STATED TASK:
Please answer these questions about the passage below, numbering your answers to match:
1. How many companies of infantry did the Lords of Flanders bring into the province of Hainault?
2. In which month does the Queen promise to summon Parliament?
3. Who went yesterday to kiss the King's hand?

PASSAGE:
--

While closing this despatch I have heard that the Lords of Flanders who had mutinied in favour of the Catholic religion, and against the Prince of Orange, have entered the province of Hainault with twenty-four companies of infantry, and a strong force of cavalry, and have sought Monsieur to become their protector; but his Highness answered them that he has promised and sworn to protect and defend them all generally, and not a part of them only. They say that Count de Lalain in particular is greatly dissatisfied with this reply, and, in short, affairs are all in confusion amongst the Flemings themselves; and the Prince of Orange is in a state of great perplexity, more especially as the Queen of England has informed him that as she will always favour in general the Low Countries when united together, so, when civil discord exists amongst them, she will not interfere in the least, and this decision will prove their ruin.
Paris, 20th October 1578.
733. Summary of the Principal Articles for the Marriage between the Queen of England and the Duke of Alençon.
1. That the marriage be performed according to the rites of the religion of the Queen.
2. That Monsieur may hear low mass privately iu his cabinet, without permitting any Englishman to enter.
3. The proclamations, edicts, and orders of every description whatever to be always published in the name of the King and Queen together.
4. That no Frenchman is to have any rank whatever in the Kingdom, nor even at the Court, unless the Queen and Council permit.
5. It being undesirable that a marriage should take place without an interview between the parties for their mutual satisfaction, Monsieur will agree to visit Eugland when the Queen gives him a passport signed by her own hand that he will be honoured, served, and well treated in every particular.
6. That Monsieur is to have for the expenses of his Court annually—crowns. For the rest, his Highness will be content not to interfere at all, either with the public revenues, or with any other matters which concern the Kingdom, without the express will of the Queen and of the Council, or of Parliament, should it be requisite.
7. Monsieur will be satisfied to come solely with his own household and guard without other troops, in order not to render the people suspicious.
8. The Queen promises to summon Parliament next March, and treat with them to consent that if Monsieur should survive her Majesty, he should remain King during his life, and while he resides in England.
Oct. 26. Original Despatch, Venetian Archives. 734. Hieronimo Lippomano, Venetian Ambassador in France, to the Signory.
Monsieur has lately sent to give an account to the King of the progress of the negotiation of his marriage, and how he had accredited De Simier to England for this affair. De Simier went yesterday to kiss his Majesty's hand, and told him that his master had well considered this negotiation, and had found it very desirable both on account of his own greatness, and also for the interests of this Crown, from which he hoped not only to ward off the dangers which arose from the continual hostility of England, but to reconcile the Queen and keep her always friendly, and in short he expected to unite another kingdom to this; and that his master promised also to be a good and loving brother and neighbour, not doubting for a moment the disposition and will of the Queen of England, because as she was now threatened from many quarters, she would by means of this marriage secure herself greatly, and particularly from the Spaniards, who would not desire to quarrel with England and France united.

--

RECORDS PROVIDED:
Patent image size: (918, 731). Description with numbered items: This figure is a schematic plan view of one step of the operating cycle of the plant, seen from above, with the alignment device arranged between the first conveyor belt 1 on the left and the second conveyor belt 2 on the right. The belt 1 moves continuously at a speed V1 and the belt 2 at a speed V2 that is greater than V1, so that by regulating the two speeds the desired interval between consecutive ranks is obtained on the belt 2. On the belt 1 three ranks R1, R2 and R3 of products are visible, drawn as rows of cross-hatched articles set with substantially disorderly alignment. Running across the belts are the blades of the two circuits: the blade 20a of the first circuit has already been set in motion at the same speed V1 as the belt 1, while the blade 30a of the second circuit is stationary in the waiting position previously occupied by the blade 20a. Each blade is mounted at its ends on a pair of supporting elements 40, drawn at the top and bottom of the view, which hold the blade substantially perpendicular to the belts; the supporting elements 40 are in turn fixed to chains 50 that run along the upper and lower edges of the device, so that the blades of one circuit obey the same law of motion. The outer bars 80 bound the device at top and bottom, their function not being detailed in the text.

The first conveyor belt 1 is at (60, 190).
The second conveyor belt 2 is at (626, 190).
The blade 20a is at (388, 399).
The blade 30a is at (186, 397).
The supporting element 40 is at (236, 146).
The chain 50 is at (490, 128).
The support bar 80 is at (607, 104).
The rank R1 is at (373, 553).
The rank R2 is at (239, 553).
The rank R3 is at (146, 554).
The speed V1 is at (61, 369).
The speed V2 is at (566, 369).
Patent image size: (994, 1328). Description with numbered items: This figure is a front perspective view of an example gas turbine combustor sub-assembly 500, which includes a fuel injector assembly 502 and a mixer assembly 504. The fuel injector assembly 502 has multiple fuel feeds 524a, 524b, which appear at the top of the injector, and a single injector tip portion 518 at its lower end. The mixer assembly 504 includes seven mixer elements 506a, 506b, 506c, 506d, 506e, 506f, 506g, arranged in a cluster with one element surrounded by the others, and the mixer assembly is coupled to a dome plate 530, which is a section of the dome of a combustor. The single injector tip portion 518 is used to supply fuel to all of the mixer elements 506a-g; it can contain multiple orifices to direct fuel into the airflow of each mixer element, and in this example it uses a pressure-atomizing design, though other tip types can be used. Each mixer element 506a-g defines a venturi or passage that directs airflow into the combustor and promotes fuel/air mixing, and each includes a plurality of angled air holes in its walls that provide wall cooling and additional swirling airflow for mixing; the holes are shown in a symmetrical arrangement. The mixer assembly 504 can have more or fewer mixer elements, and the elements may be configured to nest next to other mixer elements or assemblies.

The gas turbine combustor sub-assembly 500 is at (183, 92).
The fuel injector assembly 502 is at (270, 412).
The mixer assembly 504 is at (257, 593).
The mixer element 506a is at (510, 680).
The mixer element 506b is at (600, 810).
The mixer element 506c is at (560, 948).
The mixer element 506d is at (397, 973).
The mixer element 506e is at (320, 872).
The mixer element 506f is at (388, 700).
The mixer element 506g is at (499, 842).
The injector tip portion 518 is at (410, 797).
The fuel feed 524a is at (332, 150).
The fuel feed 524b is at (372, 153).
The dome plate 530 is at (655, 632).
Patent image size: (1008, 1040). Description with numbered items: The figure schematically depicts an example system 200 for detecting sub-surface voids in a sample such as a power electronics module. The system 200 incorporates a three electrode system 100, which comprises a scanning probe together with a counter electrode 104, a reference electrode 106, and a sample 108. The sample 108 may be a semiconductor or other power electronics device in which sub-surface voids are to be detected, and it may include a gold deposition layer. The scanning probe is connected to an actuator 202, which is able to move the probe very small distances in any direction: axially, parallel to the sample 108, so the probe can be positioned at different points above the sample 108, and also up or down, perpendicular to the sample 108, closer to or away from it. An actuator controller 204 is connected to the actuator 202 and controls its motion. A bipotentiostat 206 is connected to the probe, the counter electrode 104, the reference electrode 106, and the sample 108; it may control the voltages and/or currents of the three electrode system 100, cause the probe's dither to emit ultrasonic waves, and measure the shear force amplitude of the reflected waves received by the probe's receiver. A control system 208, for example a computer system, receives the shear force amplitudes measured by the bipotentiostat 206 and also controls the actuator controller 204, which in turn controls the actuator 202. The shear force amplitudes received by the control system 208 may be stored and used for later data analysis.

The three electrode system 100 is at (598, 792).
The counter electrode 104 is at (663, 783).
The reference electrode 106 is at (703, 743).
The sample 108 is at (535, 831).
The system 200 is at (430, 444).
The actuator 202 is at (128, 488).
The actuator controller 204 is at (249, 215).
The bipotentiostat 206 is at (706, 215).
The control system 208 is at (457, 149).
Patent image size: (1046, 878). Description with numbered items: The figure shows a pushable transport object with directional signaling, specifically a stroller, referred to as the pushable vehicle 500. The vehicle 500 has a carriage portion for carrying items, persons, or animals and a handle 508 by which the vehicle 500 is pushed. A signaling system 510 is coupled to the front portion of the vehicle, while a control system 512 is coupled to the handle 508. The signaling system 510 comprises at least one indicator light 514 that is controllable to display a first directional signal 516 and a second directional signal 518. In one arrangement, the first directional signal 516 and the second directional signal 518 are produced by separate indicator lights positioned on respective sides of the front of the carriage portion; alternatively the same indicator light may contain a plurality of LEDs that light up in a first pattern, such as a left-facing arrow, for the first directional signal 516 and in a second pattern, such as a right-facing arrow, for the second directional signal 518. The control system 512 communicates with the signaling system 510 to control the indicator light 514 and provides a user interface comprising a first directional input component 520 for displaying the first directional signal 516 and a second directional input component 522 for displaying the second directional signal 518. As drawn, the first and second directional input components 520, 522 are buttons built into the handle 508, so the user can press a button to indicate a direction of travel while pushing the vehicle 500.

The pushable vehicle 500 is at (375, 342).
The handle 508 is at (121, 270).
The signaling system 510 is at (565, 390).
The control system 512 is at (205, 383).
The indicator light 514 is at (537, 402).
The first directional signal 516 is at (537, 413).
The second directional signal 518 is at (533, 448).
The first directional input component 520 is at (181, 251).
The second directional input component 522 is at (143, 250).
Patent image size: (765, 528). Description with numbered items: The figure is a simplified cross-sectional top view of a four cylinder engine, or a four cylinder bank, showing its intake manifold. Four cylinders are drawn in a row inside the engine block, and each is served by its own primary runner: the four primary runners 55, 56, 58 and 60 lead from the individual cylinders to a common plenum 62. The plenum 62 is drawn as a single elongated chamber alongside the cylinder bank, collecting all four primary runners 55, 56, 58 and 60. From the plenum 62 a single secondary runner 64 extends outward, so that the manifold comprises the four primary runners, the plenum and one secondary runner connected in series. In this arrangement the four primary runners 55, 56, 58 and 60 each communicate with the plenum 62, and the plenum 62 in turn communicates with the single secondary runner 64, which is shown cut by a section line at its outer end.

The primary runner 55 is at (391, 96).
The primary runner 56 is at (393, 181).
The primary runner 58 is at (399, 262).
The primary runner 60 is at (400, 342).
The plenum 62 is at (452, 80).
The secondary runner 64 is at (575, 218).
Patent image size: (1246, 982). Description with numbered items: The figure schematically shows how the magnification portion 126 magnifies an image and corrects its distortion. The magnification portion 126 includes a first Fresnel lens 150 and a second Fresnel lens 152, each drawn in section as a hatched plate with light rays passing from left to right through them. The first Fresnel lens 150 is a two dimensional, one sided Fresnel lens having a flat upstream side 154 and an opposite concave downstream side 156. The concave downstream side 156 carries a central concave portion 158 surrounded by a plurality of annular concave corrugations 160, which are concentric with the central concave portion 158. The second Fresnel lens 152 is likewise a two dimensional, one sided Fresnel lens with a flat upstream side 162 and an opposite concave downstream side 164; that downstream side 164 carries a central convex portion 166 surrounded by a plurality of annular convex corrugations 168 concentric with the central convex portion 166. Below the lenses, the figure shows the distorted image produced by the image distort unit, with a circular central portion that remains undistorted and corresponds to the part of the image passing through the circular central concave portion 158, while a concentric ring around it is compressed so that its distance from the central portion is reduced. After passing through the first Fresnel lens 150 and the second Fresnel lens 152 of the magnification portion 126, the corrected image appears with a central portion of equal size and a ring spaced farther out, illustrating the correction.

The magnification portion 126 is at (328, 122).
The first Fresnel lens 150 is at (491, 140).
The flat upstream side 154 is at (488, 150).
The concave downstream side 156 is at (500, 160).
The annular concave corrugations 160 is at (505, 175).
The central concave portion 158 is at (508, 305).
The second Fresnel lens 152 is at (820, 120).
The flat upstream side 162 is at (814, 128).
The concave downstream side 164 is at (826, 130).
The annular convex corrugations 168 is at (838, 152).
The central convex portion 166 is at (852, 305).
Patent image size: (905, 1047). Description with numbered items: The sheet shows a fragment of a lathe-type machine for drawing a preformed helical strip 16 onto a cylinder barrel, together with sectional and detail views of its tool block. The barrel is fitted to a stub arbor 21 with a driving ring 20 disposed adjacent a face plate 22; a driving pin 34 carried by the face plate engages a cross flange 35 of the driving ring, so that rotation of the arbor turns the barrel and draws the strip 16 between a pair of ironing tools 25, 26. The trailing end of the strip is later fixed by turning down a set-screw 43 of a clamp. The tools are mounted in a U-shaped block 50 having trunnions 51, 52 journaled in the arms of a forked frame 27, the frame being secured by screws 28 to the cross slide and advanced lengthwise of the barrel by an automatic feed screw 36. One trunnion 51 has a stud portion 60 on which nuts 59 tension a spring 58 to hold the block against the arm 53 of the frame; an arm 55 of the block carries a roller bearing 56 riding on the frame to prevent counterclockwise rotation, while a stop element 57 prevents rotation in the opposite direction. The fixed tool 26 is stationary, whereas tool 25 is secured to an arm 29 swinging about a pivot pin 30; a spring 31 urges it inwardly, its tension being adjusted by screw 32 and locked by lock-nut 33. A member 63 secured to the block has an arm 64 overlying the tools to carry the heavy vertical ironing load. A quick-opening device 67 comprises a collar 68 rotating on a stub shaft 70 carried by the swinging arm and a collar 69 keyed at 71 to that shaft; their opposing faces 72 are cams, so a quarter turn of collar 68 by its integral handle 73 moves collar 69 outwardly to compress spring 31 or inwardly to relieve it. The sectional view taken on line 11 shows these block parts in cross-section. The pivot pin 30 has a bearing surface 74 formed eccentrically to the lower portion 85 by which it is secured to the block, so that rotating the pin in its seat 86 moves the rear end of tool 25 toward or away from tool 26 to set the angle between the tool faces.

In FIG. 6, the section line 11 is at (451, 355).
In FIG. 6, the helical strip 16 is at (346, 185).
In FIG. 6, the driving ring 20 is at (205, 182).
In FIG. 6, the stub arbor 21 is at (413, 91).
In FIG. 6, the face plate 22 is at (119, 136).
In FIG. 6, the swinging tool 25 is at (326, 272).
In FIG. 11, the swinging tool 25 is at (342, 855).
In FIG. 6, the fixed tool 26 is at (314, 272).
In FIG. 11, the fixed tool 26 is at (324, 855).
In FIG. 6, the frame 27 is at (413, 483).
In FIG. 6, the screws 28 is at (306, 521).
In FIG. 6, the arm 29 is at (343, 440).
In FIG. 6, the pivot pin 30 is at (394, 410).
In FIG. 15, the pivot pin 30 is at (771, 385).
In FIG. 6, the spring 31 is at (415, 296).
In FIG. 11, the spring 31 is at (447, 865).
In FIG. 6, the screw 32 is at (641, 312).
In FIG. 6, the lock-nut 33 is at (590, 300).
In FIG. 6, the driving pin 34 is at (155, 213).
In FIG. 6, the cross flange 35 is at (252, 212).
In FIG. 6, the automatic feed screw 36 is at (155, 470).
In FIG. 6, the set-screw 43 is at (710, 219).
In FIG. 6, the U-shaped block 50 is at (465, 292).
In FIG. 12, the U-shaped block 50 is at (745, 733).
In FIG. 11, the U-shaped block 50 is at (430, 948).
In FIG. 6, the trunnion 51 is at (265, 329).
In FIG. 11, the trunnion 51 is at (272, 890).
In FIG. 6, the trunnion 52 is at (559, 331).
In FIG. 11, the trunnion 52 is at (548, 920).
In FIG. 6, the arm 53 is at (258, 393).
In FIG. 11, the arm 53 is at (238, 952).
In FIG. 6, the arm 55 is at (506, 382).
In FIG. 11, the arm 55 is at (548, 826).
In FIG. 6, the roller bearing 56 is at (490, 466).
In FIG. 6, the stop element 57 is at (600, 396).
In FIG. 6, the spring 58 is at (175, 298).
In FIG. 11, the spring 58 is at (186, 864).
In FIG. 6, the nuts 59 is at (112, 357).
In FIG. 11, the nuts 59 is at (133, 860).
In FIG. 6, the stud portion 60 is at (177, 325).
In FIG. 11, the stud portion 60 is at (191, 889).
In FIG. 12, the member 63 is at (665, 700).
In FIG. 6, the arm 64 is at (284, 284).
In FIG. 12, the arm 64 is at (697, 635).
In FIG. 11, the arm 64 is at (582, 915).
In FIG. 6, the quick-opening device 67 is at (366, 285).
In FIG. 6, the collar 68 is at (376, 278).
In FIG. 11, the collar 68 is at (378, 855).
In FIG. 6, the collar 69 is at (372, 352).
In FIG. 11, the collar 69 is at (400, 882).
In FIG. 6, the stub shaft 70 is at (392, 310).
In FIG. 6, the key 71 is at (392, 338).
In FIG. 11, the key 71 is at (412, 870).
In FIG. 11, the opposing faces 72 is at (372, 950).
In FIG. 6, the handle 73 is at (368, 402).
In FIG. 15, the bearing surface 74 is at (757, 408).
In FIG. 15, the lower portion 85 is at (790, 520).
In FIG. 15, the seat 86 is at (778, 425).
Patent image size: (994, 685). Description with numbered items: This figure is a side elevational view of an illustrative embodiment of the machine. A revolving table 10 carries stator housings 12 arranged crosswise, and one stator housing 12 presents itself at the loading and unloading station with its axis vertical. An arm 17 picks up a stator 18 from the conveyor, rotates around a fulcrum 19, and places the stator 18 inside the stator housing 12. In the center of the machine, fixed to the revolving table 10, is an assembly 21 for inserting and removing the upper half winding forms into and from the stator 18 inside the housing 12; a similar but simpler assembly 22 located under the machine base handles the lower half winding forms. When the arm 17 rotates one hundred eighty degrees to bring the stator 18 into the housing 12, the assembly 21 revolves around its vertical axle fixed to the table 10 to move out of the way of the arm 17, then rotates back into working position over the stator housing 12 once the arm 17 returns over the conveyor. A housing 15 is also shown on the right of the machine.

--

SOLUTION FOR THIS EXERCISE:
1. Twenty-four
2. March
3. De Simier